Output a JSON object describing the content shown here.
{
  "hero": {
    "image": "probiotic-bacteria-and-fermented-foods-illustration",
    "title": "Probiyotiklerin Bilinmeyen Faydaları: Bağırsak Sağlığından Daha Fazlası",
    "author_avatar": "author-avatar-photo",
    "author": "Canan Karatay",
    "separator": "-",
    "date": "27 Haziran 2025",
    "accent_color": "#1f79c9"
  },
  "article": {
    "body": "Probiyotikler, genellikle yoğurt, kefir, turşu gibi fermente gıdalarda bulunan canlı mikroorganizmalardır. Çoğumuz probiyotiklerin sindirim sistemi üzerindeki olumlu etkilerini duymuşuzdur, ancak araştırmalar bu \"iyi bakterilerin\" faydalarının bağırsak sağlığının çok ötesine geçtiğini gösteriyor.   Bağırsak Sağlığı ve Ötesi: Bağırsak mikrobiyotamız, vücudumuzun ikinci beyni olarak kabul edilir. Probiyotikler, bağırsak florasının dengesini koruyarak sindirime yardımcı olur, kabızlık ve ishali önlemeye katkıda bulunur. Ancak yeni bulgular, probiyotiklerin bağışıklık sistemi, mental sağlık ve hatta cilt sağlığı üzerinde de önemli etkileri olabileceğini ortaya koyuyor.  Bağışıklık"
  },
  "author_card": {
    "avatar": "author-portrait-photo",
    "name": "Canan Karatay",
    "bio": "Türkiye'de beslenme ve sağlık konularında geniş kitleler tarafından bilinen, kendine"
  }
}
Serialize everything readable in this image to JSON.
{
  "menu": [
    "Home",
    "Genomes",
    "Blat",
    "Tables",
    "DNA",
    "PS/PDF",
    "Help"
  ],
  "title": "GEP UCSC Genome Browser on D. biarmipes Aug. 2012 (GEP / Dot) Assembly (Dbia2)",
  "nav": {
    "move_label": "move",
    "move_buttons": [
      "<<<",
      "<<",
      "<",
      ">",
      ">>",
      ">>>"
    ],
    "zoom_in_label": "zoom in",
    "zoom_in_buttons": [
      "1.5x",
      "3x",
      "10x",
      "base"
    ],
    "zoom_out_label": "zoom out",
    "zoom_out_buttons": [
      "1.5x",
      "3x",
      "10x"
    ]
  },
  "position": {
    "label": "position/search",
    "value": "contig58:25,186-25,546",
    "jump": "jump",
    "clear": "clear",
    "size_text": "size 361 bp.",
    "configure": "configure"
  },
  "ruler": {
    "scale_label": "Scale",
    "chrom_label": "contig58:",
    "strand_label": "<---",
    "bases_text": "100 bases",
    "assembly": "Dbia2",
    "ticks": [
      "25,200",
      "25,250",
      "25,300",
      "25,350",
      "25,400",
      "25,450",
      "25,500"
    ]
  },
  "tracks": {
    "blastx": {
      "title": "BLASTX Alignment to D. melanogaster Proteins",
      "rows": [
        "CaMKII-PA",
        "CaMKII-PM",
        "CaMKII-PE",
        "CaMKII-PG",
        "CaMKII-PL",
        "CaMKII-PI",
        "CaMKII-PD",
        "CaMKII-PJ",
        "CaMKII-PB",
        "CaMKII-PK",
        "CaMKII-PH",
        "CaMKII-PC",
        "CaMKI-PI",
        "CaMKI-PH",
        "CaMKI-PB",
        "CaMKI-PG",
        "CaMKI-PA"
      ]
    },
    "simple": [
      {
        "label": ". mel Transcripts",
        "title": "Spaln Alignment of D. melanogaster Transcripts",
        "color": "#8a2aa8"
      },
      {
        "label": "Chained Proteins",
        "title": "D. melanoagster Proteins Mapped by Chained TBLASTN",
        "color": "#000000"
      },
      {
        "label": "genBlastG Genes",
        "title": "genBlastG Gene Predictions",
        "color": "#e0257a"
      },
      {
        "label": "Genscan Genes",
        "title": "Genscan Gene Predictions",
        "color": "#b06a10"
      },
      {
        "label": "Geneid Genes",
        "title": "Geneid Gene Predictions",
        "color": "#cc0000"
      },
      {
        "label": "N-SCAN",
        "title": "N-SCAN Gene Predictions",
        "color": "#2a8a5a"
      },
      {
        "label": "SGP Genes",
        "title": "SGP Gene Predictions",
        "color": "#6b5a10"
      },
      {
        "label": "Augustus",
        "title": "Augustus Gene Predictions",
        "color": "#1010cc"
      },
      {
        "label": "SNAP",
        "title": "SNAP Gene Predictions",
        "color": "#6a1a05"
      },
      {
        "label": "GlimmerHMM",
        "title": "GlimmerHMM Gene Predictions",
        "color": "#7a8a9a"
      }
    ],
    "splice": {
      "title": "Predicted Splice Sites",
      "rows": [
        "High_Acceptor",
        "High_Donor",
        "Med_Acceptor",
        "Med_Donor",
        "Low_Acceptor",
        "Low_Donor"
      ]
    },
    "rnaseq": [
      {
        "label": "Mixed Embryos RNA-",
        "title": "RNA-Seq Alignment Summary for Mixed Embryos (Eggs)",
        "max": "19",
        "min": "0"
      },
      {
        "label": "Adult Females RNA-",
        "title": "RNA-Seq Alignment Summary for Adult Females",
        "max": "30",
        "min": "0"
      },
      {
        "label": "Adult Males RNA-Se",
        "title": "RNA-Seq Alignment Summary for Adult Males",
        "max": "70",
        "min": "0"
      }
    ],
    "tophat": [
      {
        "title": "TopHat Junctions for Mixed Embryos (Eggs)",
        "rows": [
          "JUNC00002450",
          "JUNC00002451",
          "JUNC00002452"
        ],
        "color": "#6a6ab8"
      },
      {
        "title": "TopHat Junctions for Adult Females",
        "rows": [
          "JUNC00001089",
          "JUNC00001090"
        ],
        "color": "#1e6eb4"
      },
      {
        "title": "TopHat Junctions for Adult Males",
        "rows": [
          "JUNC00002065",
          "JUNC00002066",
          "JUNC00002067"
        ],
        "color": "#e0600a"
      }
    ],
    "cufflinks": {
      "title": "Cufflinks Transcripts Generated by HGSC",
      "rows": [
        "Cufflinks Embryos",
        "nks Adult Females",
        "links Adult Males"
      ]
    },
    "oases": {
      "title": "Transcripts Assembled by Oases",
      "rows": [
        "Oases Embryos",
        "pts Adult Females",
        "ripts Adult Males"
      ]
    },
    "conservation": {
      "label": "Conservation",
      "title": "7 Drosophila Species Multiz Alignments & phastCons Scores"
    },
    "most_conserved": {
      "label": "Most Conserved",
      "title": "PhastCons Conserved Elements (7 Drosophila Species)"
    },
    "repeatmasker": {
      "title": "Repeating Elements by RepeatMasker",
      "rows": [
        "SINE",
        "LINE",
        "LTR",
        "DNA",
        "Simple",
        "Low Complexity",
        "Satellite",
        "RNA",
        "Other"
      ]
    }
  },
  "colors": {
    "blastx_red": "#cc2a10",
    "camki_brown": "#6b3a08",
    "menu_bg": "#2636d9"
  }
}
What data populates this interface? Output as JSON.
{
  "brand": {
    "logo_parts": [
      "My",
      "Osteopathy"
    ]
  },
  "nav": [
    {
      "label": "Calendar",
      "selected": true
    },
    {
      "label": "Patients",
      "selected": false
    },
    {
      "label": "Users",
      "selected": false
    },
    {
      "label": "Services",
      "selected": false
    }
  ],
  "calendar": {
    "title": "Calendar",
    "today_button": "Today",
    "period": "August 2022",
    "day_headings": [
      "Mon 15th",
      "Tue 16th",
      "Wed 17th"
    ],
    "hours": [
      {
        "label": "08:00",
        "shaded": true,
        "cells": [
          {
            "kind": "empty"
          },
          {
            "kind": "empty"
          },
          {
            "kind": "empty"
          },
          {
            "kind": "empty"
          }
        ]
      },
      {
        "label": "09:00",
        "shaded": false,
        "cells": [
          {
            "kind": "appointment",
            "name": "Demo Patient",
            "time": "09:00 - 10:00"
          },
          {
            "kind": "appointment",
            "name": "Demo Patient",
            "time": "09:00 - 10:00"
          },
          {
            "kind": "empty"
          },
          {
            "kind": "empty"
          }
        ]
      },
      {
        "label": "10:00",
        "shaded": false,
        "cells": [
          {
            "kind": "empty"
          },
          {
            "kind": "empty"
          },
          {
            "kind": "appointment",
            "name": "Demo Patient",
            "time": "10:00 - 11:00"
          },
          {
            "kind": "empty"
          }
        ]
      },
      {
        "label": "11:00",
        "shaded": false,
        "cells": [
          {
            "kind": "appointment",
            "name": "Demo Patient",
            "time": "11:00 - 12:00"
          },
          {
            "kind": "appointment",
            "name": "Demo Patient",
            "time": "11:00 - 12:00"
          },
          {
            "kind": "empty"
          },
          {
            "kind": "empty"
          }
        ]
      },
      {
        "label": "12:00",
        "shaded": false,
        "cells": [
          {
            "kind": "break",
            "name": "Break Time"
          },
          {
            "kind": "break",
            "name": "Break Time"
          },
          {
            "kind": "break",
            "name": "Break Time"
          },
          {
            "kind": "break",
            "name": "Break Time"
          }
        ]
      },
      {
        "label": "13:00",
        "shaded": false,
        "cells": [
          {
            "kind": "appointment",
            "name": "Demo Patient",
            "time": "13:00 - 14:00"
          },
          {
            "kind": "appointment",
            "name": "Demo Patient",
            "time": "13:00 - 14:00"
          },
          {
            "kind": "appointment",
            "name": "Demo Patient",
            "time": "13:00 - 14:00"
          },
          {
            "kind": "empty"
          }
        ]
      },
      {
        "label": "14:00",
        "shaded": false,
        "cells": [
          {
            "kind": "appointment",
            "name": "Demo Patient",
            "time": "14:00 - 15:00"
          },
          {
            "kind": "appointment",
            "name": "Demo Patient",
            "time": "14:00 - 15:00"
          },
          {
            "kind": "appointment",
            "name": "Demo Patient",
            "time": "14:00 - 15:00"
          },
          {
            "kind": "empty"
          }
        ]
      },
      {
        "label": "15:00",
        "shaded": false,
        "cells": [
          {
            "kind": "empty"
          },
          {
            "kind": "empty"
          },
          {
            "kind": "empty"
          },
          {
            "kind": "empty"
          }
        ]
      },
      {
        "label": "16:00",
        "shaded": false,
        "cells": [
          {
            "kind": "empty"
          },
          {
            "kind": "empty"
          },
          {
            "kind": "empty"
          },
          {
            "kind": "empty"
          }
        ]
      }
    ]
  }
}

What is being asked: Whenever a line in the entries holds the word "genBlastG", copy that line.

Solution for this task:
        "label": "genBlastG Genes",
        "title": "genBlastG Gene Predictions",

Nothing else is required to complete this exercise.